- **What to work on**
Can you transcribe every line exactly and leave the pictures behind?
↓↓↓
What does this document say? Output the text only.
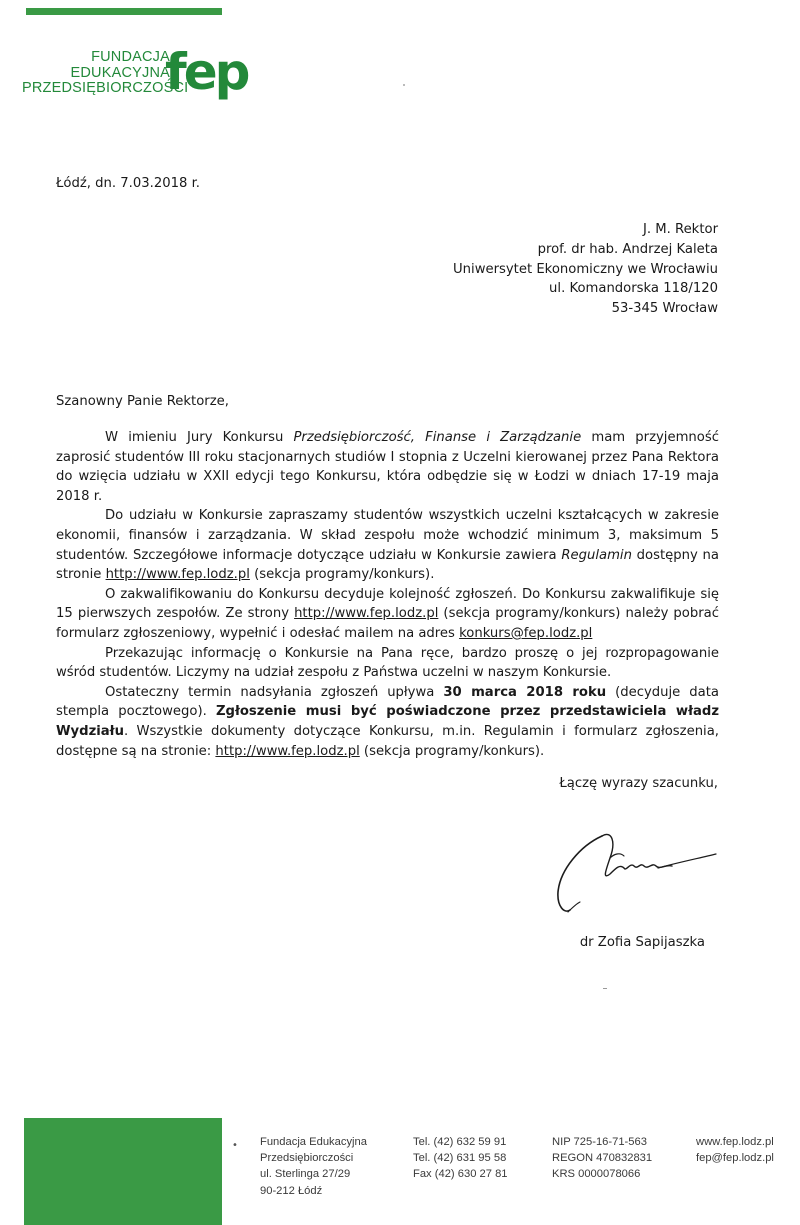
FUNDACJA
EDUKACYJNA
PRZEDSIĘBIORCZOŚCI
fep
Łódź, dn. 7.03.2018 r.
J. M. Rektor
prof. dr hab. Andrzej Kaleta
Uniwersytet Ekonomiczny we Wrocławiu
ul. Komandorska 118/120
53-345 Wrocław
Szanowny Panie Rektorze,

W imieniu Jury Konkursu Przedsiębiorczość, Finanse i Zarządzanie mam przyjemność zaprosić studentów III roku stacjonarnych studiów I stopnia z Uczelni kierowanej przez Pana Rektora do wzięcia udziału w XXII edycji tego Konkursu, która odbędzie się w Łodzi w dniach 17-19 maja 2018 r.

Do udziału w Konkursie zapraszamy studentów wszystkich uczelni kształcących w zakresie ekonomii, finansów i zarządzania. W skład zespołu może wchodzić minimum 3, maksimum 5 studentów. Szczegółowe informacje dotyczące udziału w Konkursie zawiera Regulamin dostępny na stronie http://www.fep.lodz.pl (sekcja programy/konkurs).

O zakwalifikowaniu do Konkursu decyduje kolejność zgłoszeń. Do Konkursu zakwalifikuje się 15 pierwszych zespołów. Ze strony http://www.fep.lodz.pl (sekcja programy/konkurs) należy pobrać formularz zgłoszeniowy, wypełnić i odesłać mailem na adres konkurs@fep.lodz.pl

Przekazując informację o Konkursie na Pana ręce, bardzo proszę o jej rozpropagowanie wśród studentów. Liczymy na udział zespołu z Państwa uczelni w naszym Konkursie.

Ostateczny termin nadsyłania zgłoszeń upływa 30 marca 2018 roku (decyduje data stempla pocztowego). Zgłoszenie musi być poświadczone przez przedstawiciela władz Wydziału. Wszystkie dokumenty dotyczące Konkursu, m.in. Regulamin i formularz zgłoszenia, dostępne są na stronie: http://www.fep.lodz.pl (sekcja programy/konkurs).

Łączę wyrazy szacunku,
dr Zofia Sapijaszka
• Fundacja Edukacyjna
Przedsiębiorczości
ul. Sterlinga 27/29
90-212 Łódź
Tel. (42) 632 59 91
Tel. (42) 631 95 58
Fax (42) 630 27 81
NIP 725-16-71-563
REGON 470832831
KRS 0000078066
www.fep.lodz.pl
fep@fep.lodz.pl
↑↑↑
- **Written reply**
What does this document say? Output the text only.
FUNDACJA
EDUKACYJNA
PRZEDSIĘBIORCZOŚCI
fep
Łódź, dn. 7.03.2018 r.
J. M. Rektor
prof. dr hab. Andrzej Kaleta
Uniwersytet Ekonomiczny we Wrocławiu
ul. Komandorska 118/120
53-345 Wrocław
Szanowny Panie Rektorze,

W imieniu Jury Konkursu Przedsiębiorczość, Finanse i Zarządzanie mam przyjemność zaprosić studentów III roku stacjonarnych studiów I stopnia z Uczelni kierowanej przez Pana Rektora do wzięcia udziału w XXII edycji tego Konkursu, która odbędzie się w Łodzi w dniach 17-19 maja 2018 r.

Do udziału w Konkursie zapraszamy studentów wszystkich uczelni kształcących w zakresie ekonomii, finansów i zarządzania. W skład zespołu może wchodzić minimum 3, maksimum 5 studentów. Szczegółowe informacje dotyczące udziału w Konkursie zawiera Regulamin dostępny na stronie http://www.fep.lodz.pl (sekcja programy/konkurs).

O zakwalifikowaniu do Konkursu decyduje kolejność zgłoszeń. Do Konkursu zakwalifikuje się 15 pierwszych zespołów. Ze strony http://www.fep.lodz.pl (sekcja programy/konkurs) należy pobrać formularz zgłoszeniowy, wypełnić i odesłać mailem na adres konkurs@fep.lodz.pl

Przekazując informację o Konkursie na Pana ręce, bardzo proszę o jej rozpropagowanie wśród studentów. Liczymy na udział zespołu z Państwa uczelni w naszym Konkursie.

Ostateczny termin nadsyłania zgłoszeń upływa 30 marca 2018 roku (decyduje data stempla pocztowego). Zgłoszenie musi być poświadczone przez przedstawiciela władz Wydziału. Wszystkie dokumenty dotyczące Konkursu, m.in. Regulamin i formularz zgłoszenia, dostępne są na stronie: http://www.fep.lodz.pl (sekcja programy/konkurs).

Łączę wyrazy szacunku,
dr Zofia Sapijaszka
• Fundacja Edukacyjna
Przedsiębiorczości
ul. Sterlinga 27/29
90-212 Łódź
Tel. (42) 632 59 91
Tel. (42) 631 95 58
Fax (42) 630 27 81
NIP 725-16-71-563
REGON 470832831
KRS 0000078066
www.fep.lodz.pl
fep@fep.lodz.pl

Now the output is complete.